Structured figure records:
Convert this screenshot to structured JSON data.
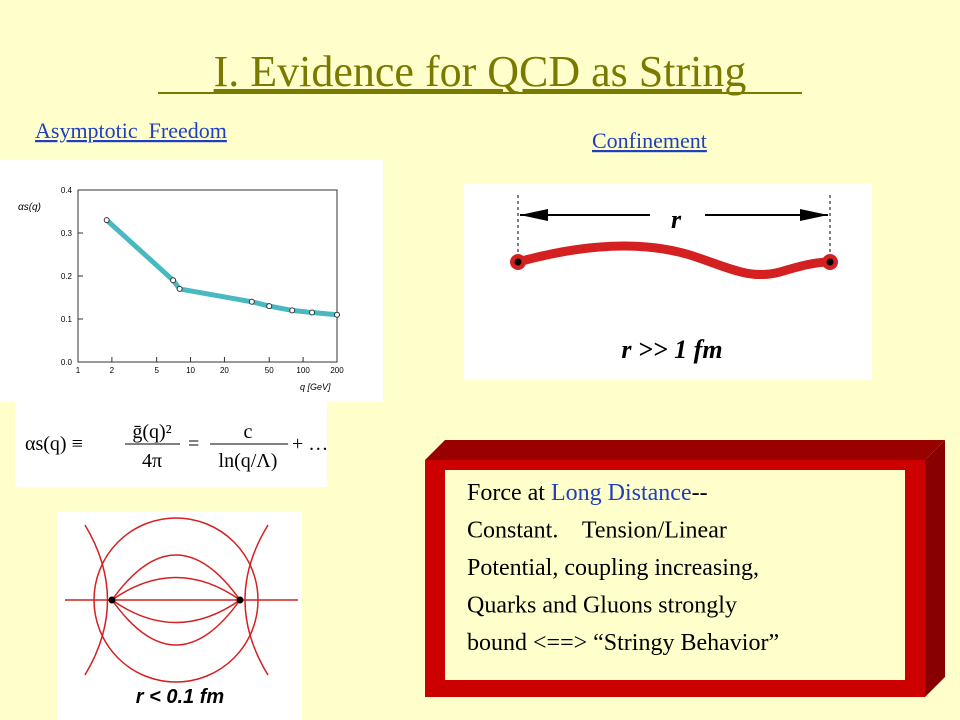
{
  "title": "I. Evidence for QCD as String",
  "left_heading": "Asymptotic  Freedom",
  "right_heading": "Confinement",
  "plot": {
    "ylabel": "αs(q)",
    "xlabel": "q [GeV]",
    "xlim": [
      1,
      200
    ],
    "ylim": [
      0,
      0.4
    ],
    "log_x": true,
    "xticks": [
      1,
      2,
      5,
      10,
      20,
      50,
      100,
      200
    ],
    "yticks": [
      {
        "value": 0,
        "label": "0.0"
      },
      {
        "value": 0.1,
        "label": "0.1"
      },
      {
        "value": 0.2,
        "label": "0.2"
      },
      {
        "value": 0.3,
        "label": "0.3"
      },
      {
        "value": 0.4,
        "label": "0.4"
      }
    ],
    "x": [
      1.8,
      7,
      8,
      35,
      50,
      80,
      120,
      200
    ],
    "y": [
      0.33,
      0.19,
      0.17,
      0.14,
      0.13,
      0.12,
      0.115,
      0.11
    ],
    "color": "#1aa8b0"
  },
  "formula": {
    "lhs": "αs(q) ≡",
    "num1": "ḡ(q)²",
    "den1": "4π",
    "eq": "=",
    "num2": "c",
    "den2": "ln(q/Λ)",
    "tail": "+ …"
  },
  "confinement_image": {
    "r": "r",
    "caption": "r >> 1 fm"
  },
  "field_image": {
    "caption": "r < 0.1 fm"
  },
  "box": {
    "lines": [
      [
        "Force at ",
        "Long Distance",
        "--"
      ],
      [
        "Constant.    Tension/Linear"
      ],
      [
        "Potential, coupling increasing,"
      ],
      [
        "Quarks and Gluons strongly"
      ],
      [
        "bound <==> “Stringy Behavior”"
      ]
    ]
  }
}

• _YOUR GOAL_
Drop the images and quote the entries word for word.

• _FINISHED ANSWER_
Convert this screenshot to structured JSON data.
{
  "title": "I. Evidence for QCD as String",
  "left_heading": "Asymptotic  Freedom",
  "right_heading": "Confinement",
  "plot": {
    "ylabel": "αs(q)",
    "xlabel": "q [GeV]",
    "xlim": [
      1,
      200
    ],
    "ylim": [
      0,
      0.4
    ],
    "log_x": true,
    "xticks": [
      1,
      2,
      5,
      10,
      20,
      50,
      100,
      200
    ],
    "yticks": [
      {
        "value": 0,
        "label": "0.0"
      },
      {
        "value": 0.1,
        "label": "0.1"
      },
      {
        "value": 0.2,
        "label": "0.2"
      },
      {
        "value": 0.3,
        "label": "0.3"
      },
      {
        "value": 0.4,
        "label": "0.4"
      }
    ],
    "x": [
      1.8,
      7,
      8,
      35,
      50,
      80,
      120,
      200
    ],
    "y": [
      0.33,
      0.19,
      0.17,
      0.14,
      0.13,
      0.12,
      0.115,
      0.11
    ],
    "color": "#1aa8b0"
  },
  "formula": {
    "lhs": "αs(q) ≡",
    "num1": "ḡ(q)²",
    "den1": "4π",
    "eq": "=",
    "num2": "c",
    "den2": "ln(q/Λ)",
    "tail": "+ …"
  },
  "confinement_image": {
    "r": "r",
    "caption": "r >> 1 fm"
  },
  "field_image": {
    "caption": "r < 0.1 fm"
  },
  "box": {
    "lines": [
      [
        "Force at ",
        "Long Distance",
        "--"
      ],
      [
        "Constant.    Tension/Linear"
      ],
      [
        "Potential, coupling increasing,"
      ],
      [
        "Quarks and Gluons strongly"
      ],
      [
        "bound <==> “Stringy Behavior”"
      ]
    ]
  }
}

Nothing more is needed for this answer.